● TASK TO COMPLETE
Each entry that follows must be output without any deviation.
-- BEGIN TASK INPUTS --
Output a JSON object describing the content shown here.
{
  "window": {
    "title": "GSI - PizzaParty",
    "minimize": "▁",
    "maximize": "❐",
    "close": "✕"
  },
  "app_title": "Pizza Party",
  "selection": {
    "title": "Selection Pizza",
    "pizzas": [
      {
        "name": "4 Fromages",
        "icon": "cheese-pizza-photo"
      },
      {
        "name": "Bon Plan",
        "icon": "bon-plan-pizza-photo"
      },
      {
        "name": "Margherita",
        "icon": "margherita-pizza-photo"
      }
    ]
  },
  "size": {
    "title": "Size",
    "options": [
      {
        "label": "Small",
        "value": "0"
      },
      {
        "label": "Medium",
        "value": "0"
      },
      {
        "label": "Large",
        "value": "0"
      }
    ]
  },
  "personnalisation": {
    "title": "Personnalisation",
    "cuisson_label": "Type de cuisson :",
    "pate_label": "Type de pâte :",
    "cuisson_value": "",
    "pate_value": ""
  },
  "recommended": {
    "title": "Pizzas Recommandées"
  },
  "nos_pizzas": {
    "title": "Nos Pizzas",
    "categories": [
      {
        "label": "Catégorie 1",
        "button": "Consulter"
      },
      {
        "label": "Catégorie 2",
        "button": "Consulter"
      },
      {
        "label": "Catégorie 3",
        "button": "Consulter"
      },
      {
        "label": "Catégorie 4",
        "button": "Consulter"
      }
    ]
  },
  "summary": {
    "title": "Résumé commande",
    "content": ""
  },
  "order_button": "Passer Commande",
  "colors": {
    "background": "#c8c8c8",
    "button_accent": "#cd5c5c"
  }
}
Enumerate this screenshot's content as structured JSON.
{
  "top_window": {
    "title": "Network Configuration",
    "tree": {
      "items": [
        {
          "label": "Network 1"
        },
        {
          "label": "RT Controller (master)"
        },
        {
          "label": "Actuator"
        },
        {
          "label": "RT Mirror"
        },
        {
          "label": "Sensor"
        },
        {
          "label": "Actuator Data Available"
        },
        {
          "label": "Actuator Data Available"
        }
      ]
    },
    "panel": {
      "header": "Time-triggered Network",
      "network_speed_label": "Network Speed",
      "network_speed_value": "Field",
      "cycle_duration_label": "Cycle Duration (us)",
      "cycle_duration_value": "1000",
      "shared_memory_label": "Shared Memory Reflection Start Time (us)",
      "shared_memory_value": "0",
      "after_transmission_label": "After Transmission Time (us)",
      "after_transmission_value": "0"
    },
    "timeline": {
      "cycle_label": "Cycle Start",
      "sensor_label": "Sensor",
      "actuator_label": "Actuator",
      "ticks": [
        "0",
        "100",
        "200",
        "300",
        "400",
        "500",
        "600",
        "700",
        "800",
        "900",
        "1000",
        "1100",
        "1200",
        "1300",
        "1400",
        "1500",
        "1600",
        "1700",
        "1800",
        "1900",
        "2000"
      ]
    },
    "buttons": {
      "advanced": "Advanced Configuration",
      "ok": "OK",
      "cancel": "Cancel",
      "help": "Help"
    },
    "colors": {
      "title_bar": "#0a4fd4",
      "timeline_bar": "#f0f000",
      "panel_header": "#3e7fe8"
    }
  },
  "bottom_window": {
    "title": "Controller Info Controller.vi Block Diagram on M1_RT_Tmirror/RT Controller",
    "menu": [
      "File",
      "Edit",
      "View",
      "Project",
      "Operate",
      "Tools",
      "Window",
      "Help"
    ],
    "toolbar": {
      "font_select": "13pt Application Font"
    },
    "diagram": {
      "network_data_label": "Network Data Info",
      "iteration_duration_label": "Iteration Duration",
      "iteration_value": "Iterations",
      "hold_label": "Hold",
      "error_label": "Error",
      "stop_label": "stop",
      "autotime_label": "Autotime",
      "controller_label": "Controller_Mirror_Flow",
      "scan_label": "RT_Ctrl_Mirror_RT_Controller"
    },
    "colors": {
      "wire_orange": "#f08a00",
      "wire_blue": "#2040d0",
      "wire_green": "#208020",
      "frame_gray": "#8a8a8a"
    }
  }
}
-- END TASK INPUTS --
● RESULT
Output a JSON object describing the content shown here.
{
  "window": {
    "title": "GSI - PizzaParty",
    "minimize": "▁",
    "maximize": "❐",
    "close": "✕"
  },
  "app_title": "Pizza Party",
  "selection": {
    "title": "Selection Pizza",
    "pizzas": [
      {
        "name": "4 Fromages",
        "icon": "cheese-pizza-photo"
      },
      {
        "name": "Bon Plan",
        "icon": "bon-plan-pizza-photo"
      },
      {
        "name": "Margherita",
        "icon": "margherita-pizza-photo"
      }
    ]
  },
  "size": {
    "title": "Size",
    "options": [
      {
        "label": "Small",
        "value": "0"
      },
      {
        "label": "Medium",
        "value": "0"
      },
      {
        "label": "Large",
        "value": "0"
      }
    ]
  },
  "personnalisation": {
    "title": "Personnalisation",
    "cuisson_label": "Type de cuisson :",
    "pate_label": "Type de pâte :",
    "cuisson_value": "",
    "pate_value": ""
  },
  "recommended": {
    "title": "Pizzas Recommandées"
  },
  "nos_pizzas": {
    "title": "Nos Pizzas",
    "categories": [
      {
        "label": "Catégorie 1",
        "button": "Consulter"
      },
      {
        "label": "Catégorie 2",
        "button": "Consulter"
      },
      {
        "label": "Catégorie 3",
        "button": "Consulter"
      },
      {
        "label": "Catégorie 4",
        "button": "Consulter"
      }
    ]
  },
  "summary": {
    "title": "Résumé commande",
    "content": ""
  },
  "order_button": "Passer Commande",
  "colors": {
    "background": "#c8c8c8",
    "button_accent": "#cd5c5c"
  }
}
Enumerate this screenshot's content as structured JSON.
{
  "top_window": {
    "title": "Network Configuration",
    "tree": {
      "items": [
        {
          "label": "Network 1"
        },
        {
          "label": "RT Controller (master)"
        },
        {
          "label": "Actuator"
        },
        {
          "label": "RT Mirror"
        },
        {
          "label": "Sensor"
        },
        {
          "label": "Actuator Data Available"
        },
        {
          "label": "Actuator Data Available"
        }
      ]
    },
    "panel": {
      "header": "Time-triggered Network",
      "network_speed_label": "Network Speed",
      "network_speed_value": "Field",
      "cycle_duration_label": "Cycle Duration (us)",
      "cycle_duration_value": "1000",
      "shared_memory_label": "Shared Memory Reflection Start Time (us)",
      "shared_memory_value": "0",
      "after_transmission_label": "After Transmission Time (us)",
      "after_transmission_value": "0"
    },
    "timeline": {
      "cycle_label": "Cycle Start",
      "sensor_label": "Sensor",
      "actuator_label": "Actuator",
      "ticks": [
        "0",
        "100",
        "200",
        "300",
        "400",
        "500",
        "600",
        "700",
        "800",
        "900",
        "1000",
        "1100",
        "1200",
        "1300",
        "1400",
        "1500",
        "1600",
        "1700",
        "1800",
        "1900",
        "2000"
      ]
    },
    "buttons": {
      "advanced": "Advanced Configuration",
      "ok": "OK",
      "cancel": "Cancel",
      "help": "Help"
    },
    "colors": {
      "title_bar": "#0a4fd4",
      "timeline_bar": "#f0f000",
      "panel_header": "#3e7fe8"
    }
  },
  "bottom_window": {
    "title": "Controller Info Controller.vi Block Diagram on M1_RT_Tmirror/RT Controller",
    "menu": [
      "File",
      "Edit",
      "View",
      "Project",
      "Operate",
      "Tools",
      "Window",
      "Help"
    ],
    "toolbar": {
      "font_select": "13pt Application Font"
    },
    "diagram": {
      "network_data_label": "Network Data Info",
      "iteration_duration_label": "Iteration Duration",
      "iteration_value": "Iterations",
      "hold_label": "Hold",
      "error_label": "Error",
      "stop_label": "stop",
      "autotime_label": "Autotime",
      "controller_label": "Controller_Mirror_Flow",
      "scan_label": "RT_Ctrl_Mirror_RT_Controller"
    },
    "colors": {
      "wire_orange": "#f08a00",
      "wire_blue": "#2040d0",
      "wire_green": "#208020",
      "frame_gray": "#8a8a8a"
    }
  }
}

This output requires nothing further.